--- BEGIN ---

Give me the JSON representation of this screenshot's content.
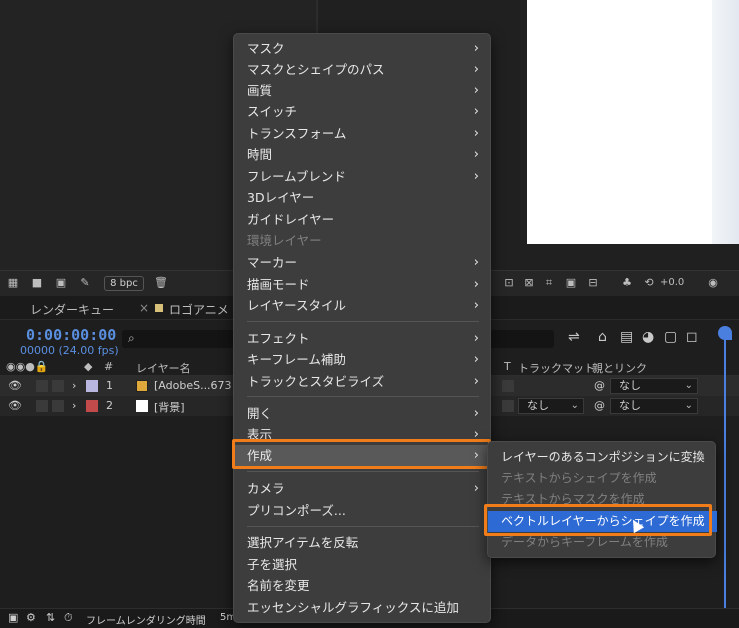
{
  "toolbar": {
    "bpc_label": "8 bpc",
    "exposure_value": "+0.0"
  },
  "timeline": {
    "tabs": [
      {
        "label": "レンダーキュー"
      },
      {
        "label": "ロゴアニメ"
      }
    ],
    "tab_close": "×",
    "timecode": "0:00:00:00",
    "fps_text": "00000 (24.00 fps)",
    "search_placeholder": "",
    "columns": {
      "layer_name": "レイヤー名",
      "hash": "#",
      "trackmatte_t": "T",
      "trackmatte": "トラックマット",
      "parent_link": "親とリンク"
    },
    "layers": [
      {
        "index": "1",
        "name": "[AdobeS...673",
        "color": "#b9b6e0",
        "parent": "なし"
      },
      {
        "index": "2",
        "name": "[背景]",
        "color": "#c24a4a",
        "trackmatte": "なし",
        "parent": "なし"
      }
    ],
    "status_text": "フレームレンダリング時間",
    "status_value": "5m"
  },
  "context_menu": {
    "items": [
      {
        "label": "マスク",
        "submenu": true
      },
      {
        "label": "マスクとシェイプのパス",
        "submenu": true
      },
      {
        "label": "画質",
        "submenu": true
      },
      {
        "label": "スイッチ",
        "submenu": true
      },
      {
        "label": "トランスフォーム",
        "submenu": true
      },
      {
        "label": "時間",
        "submenu": true
      },
      {
        "label": "フレームブレンド",
        "submenu": true
      },
      {
        "label": "3Dレイヤー",
        "submenu": false
      },
      {
        "label": "ガイドレイヤー",
        "submenu": false
      },
      {
        "label": "環境レイヤー",
        "submenu": false,
        "disabled": true
      },
      {
        "label": "マーカー",
        "submenu": true
      },
      {
        "label": "描画モード",
        "submenu": true
      },
      {
        "label": "レイヤースタイル",
        "submenu": true
      },
      {
        "label": "エフェクト",
        "submenu": true
      },
      {
        "label": "キーフレーム補助",
        "submenu": true
      },
      {
        "label": "トラックとスタビライズ",
        "submenu": true
      },
      {
        "label": "開く",
        "submenu": true
      },
      {
        "label": "表示",
        "submenu": true
      },
      {
        "label": "作成",
        "submenu": true
      },
      {
        "label": "カメラ",
        "submenu": true
      },
      {
        "label": "プリコンポーズ...",
        "submenu": false
      },
      {
        "label": "選択アイテムを反転",
        "submenu": false
      },
      {
        "label": "子を選択",
        "submenu": false
      },
      {
        "label": "名前を変更",
        "submenu": false
      },
      {
        "label": "エッセンシャルグラフィックスに追加",
        "submenu": false
      }
    ]
  },
  "create_submenu": {
    "items": [
      {
        "label": "レイヤーのあるコンポジションに変換",
        "disabled": false
      },
      {
        "label": "テキストからシェイプを作成",
        "disabled": true
      },
      {
        "label": "テキストからマスクを作成",
        "disabled": true
      },
      {
        "label": "ベクトルレイヤーからシェイプを作成",
        "disabled": false,
        "selected": true
      },
      {
        "label": "データからキーフレームを作成",
        "disabled": true
      }
    ]
  },
  "colors": {
    "highlight_orange": "#f07d19",
    "selection_blue": "#2d6ad4",
    "timecode_blue": "#5a8fe0"
  }
}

--- END ---

§ **WHAT TO WORK ON**
Repeat the listing in full and exactly. Do not include any images.

§ **TASK RESPONSE**
Give me the JSON representation of this screenshot's content.
{
  "toolbar": {
    "bpc_label": "8 bpc",
    "exposure_value": "+0.0"
  },
  "timeline": {
    "tabs": [
      {
        "label": "レンダーキュー"
      },
      {
        "label": "ロゴアニメ"
      }
    ],
    "tab_close": "×",
    "timecode": "0:00:00:00",
    "fps_text": "00000 (24.00 fps)",
    "search_placeholder": "",
    "columns": {
      "layer_name": "レイヤー名",
      "hash": "#",
      "trackmatte_t": "T",
      "trackmatte": "トラックマット",
      "parent_link": "親とリンク"
    },
    "layers": [
      {
        "index": "1",
        "name": "[AdobeS...673",
        "color": "#b9b6e0",
        "parent": "なし"
      },
      {
        "index": "2",
        "name": "[背景]",
        "color": "#c24a4a",
        "trackmatte": "なし",
        "parent": "なし"
      }
    ],
    "status_text": "フレームレンダリング時間",
    "status_value": "5m"
  },
  "context_menu": {
    "items": [
      {
        "label": "マスク",
        "submenu": true
      },
      {
        "label": "マスクとシェイプのパス",
        "submenu": true
      },
      {
        "label": "画質",
        "submenu": true
      },
      {
        "label": "スイッチ",
        "submenu": true
      },
      {
        "label": "トランスフォーム",
        "submenu": true
      },
      {
        "label": "時間",
        "submenu": true
      },
      {
        "label": "フレームブレンド",
        "submenu": true
      },
      {
        "label": "3Dレイヤー",
        "submenu": false
      },
      {
        "label": "ガイドレイヤー",
        "submenu": false
      },
      {
        "label": "環境レイヤー",
        "submenu": false,
        "disabled": true
      },
      {
        "label": "マーカー",
        "submenu": true
      },
      {
        "label": "描画モード",
        "submenu": true
      },
      {
        "label": "レイヤースタイル",
        "submenu": true
      },
      {
        "label": "エフェクト",
        "submenu": true
      },
      {
        "label": "キーフレーム補助",
        "submenu": true
      },
      {
        "label": "トラックとスタビライズ",
        "submenu": true
      },
      {
        "label": "開く",
        "submenu": true
      },
      {
        "label": "表示",
        "submenu": true
      },
      {
        "label": "作成",
        "submenu": true
      },
      {
        "label": "カメラ",
        "submenu": true
      },
      {
        "label": "プリコンポーズ...",
        "submenu": false
      },
      {
        "label": "選択アイテムを反転",
        "submenu": false
      },
      {
        "label": "子を選択",
        "submenu": false
      },
      {
        "label": "名前を変更",
        "submenu": false
      },
      {
        "label": "エッセンシャルグラフィックスに追加",
        "submenu": false
      }
    ]
  },
  "create_submenu": {
    "items": [
      {
        "label": "レイヤーのあるコンポジションに変換",
        "disabled": false
      },
      {
        "label": "テキストからシェイプを作成",
        "disabled": true
      },
      {
        "label": "テキストからマスクを作成",
        "disabled": true
      },
      {
        "label": "ベクトルレイヤーからシェイプを作成",
        "disabled": false,
        "selected": true
      },
      {
        "label": "データからキーフレームを作成",
        "disabled": true
      }
    ]
  },
  "colors": {
    "highlight_orange": "#f07d19",
    "selection_blue": "#2d6ad4",
    "timecode_blue": "#5a8fe0"
  }
}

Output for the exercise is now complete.